[TASK INSTRUCTIONS]:
Repeat every line of the listing below exactly, minus the pictures.

(Records)
......
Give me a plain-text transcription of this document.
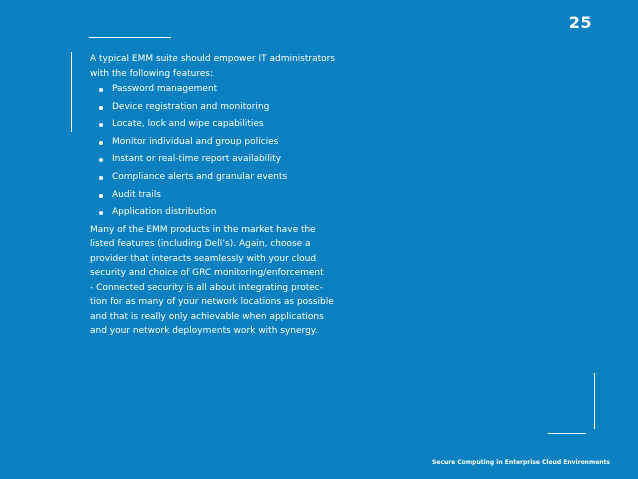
25

A typical EMM suite should empower IT administrators
with the following features:

Password management
Device registration and monitoring
Locate, lock and wipe capabilities
Monitor individual and group policies
Instant or real-time report availability
Compliance alerts and granular events
Audit trails
Application distribution

Many of the EMM products in the market have the
listed features (including Dell’s). Again, choose a
provider that interacts seamlessly with your cloud
security and choice of GRC monitoring/enforcement
- Connected security is all about integrating protec-
tion for as many of your network locations as possible
and that is really only achievable when applications
and your network deployments work with synergy.

Secure Computing in Enterprise Cloud Environments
......
[WRITTEN SOLUTION]:
Give me a plain-text transcription of this document.
25

A typical EMM suite should empower IT administrators
with the following features:

Password management
Device registration and monitoring
Locate, lock and wipe capabilities
Monitor individual and group policies
Instant or real-time report availability
Compliance alerts and granular events
Audit trails
Application distribution

Many of the EMM products in the market have the
listed features (including Dell’s). Again, choose a
provider that interacts seamlessly with your cloud
security and choice of GRC monitoring/enforcement
- Connected security is all about integrating protec-
tion for as many of your network locations as possible
and that is really only achievable when applications
and your network deployments work with synergy.

Secure Computing in Enterprise Cloud Environments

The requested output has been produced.